------ RECORDS SUPPLIED

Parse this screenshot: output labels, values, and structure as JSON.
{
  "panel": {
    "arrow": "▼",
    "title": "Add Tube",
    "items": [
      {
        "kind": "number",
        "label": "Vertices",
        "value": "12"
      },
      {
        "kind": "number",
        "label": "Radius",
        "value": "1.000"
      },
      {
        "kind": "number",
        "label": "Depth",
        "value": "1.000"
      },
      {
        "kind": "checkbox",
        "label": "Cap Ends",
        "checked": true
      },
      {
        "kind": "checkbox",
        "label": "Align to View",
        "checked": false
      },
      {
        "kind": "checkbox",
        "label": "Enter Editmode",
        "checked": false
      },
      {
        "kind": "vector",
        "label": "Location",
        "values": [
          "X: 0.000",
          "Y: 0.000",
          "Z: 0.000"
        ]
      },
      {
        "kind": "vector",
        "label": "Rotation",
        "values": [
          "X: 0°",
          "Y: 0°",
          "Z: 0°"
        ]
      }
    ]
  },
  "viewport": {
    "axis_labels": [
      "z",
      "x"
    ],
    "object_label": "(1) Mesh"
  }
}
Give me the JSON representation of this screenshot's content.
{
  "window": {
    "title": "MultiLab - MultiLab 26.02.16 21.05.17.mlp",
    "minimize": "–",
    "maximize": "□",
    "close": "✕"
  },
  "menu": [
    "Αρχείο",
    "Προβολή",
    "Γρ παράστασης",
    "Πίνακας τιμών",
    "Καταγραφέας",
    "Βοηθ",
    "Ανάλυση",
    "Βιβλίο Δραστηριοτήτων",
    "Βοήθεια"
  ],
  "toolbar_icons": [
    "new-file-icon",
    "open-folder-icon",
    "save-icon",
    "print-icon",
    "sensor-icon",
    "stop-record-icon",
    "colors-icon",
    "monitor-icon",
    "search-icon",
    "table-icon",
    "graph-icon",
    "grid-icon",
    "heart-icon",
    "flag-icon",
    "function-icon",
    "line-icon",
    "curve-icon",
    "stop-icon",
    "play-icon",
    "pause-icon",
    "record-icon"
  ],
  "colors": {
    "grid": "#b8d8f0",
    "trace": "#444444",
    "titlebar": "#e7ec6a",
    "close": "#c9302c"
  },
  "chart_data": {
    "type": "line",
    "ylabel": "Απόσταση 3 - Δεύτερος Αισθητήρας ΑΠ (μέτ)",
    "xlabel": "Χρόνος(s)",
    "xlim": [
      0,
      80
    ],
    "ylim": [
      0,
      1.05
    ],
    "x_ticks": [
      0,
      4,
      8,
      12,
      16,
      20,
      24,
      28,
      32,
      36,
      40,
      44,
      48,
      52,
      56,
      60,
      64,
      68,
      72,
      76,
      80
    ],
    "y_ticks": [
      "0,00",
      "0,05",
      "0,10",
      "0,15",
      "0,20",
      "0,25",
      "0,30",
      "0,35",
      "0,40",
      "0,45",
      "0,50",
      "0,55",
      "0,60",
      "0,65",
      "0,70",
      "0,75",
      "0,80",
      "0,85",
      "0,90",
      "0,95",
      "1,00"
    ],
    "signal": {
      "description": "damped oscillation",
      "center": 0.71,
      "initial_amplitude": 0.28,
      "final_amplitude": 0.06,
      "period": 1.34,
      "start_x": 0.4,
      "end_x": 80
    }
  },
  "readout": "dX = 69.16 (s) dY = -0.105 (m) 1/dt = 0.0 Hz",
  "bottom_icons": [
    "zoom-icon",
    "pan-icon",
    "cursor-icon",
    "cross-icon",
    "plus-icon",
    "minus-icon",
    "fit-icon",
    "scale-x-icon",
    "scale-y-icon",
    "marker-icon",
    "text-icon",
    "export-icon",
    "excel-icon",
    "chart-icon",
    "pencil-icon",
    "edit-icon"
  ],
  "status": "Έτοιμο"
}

------------

Nothing should be left out: return all of the records exactly.

Parse this screenshot: output labels, values, and structure as JSON.
{
  "panel": {
    "arrow": "▼",
    "title": "Add Tube",
    "items": [
      {
        "kind": "number",
        "label": "Vertices",
        "value": "12"
      },
      {
        "kind": "number",
        "label": "Radius",
        "value": "1.000"
      },
      {
        "kind": "number",
        "label": "Depth",
        "value": "1.000"
      },
      {
        "kind": "checkbox",
        "label": "Cap Ends",
        "checked": true
      },
      {
        "kind": "checkbox",
        "label": "Align to View",
        "checked": false
      },
      {
        "kind": "checkbox",
        "label": "Enter Editmode",
        "checked": false
      },
      {
        "kind": "vector",
        "label": "Location",
        "values": [
          "X: 0.000",
          "Y: 0.000",
          "Z: 0.000"
        ]
      },
      {
        "kind": "vector",
        "label": "Rotation",
        "values": [
          "X: 0°",
          "Y: 0°",
          "Z: 0°"
        ]
      }
    ]
  },
  "viewport": {
    "axis_labels": [
      "z",
      "x"
    ],
    "object_label": "(1) Mesh"
  }
}
Give me the JSON representation of this screenshot's content.
{
  "window": {
    "title": "MultiLab - MultiLab 26.02.16 21.05.17.mlp",
    "minimize": "–",
    "maximize": "□",
    "close": "✕"
  },
  "menu": [
    "Αρχείο",
    "Προβολή",
    "Γρ παράστασης",
    "Πίνακας τιμών",
    "Καταγραφέας",
    "Βοηθ",
    "Ανάλυση",
    "Βιβλίο Δραστηριοτήτων",
    "Βοήθεια"
  ],
  "toolbar_icons": [
    "new-file-icon",
    "open-folder-icon",
    "save-icon",
    "print-icon",
    "sensor-icon",
    "stop-record-icon",
    "colors-icon",
    "monitor-icon",
    "search-icon",
    "table-icon",
    "graph-icon",
    "grid-icon",
    "heart-icon",
    "flag-icon",
    "function-icon",
    "line-icon",
    "curve-icon",
    "stop-icon",
    "play-icon",
    "pause-icon",
    "record-icon"
  ],
  "colors": {
    "grid": "#b8d8f0",
    "trace": "#444444",
    "titlebar": "#e7ec6a",
    "close": "#c9302c"
  },
  "chart_data": {
    "type": "line",
    "ylabel": "Απόσταση 3 - Δεύτερος Αισθητήρας ΑΠ (μέτ)",
    "xlabel": "Χρόνος(s)",
    "xlim": [
      0,
      80
    ],
    "ylim": [
      0,
      1.05
    ],
    "x_ticks": [
      0,
      4,
      8,
      12,
      16,
      20,
      24,
      28,
      32,
      36,
      40,
      44,
      48,
      52,
      56,
      60,
      64,
      68,
      72,
      76,
      80
    ],
    "y_ticks": [
      "0,00",
      "0,05",
      "0,10",
      "0,15",
      "0,20",
      "0,25",
      "0,30",
      "0,35",
      "0,40",
      "0,45",
      "0,50",
      "0,55",
      "0,60",
      "0,65",
      "0,70",
      "0,75",
      "0,80",
      "0,85",
      "0,90",
      "0,95",
      "1,00"
    ],
    "signal": {
      "description": "damped oscillation",
      "center": 0.71,
      "initial_amplitude": 0.28,
      "final_amplitude": 0.06,
      "period": 1.34,
      "start_x": 0.4,
      "end_x": 80
    }
  },
  "readout": "dX = 69.16 (s) dY = -0.105 (m) 1/dt = 0.0 Hz",
  "bottom_icons": [
    "zoom-icon",
    "pan-icon",
    "cursor-icon",
    "cross-icon",
    "plus-icon",
    "minus-icon",
    "fit-icon",
    "scale-x-icon",
    "scale-y-icon",
    "marker-icon",
    "text-icon",
    "export-icon",
    "excel-icon",
    "chart-icon",
    "pencil-icon",
    "edit-icon"
  ],
  "status": "Έτοιμο"
}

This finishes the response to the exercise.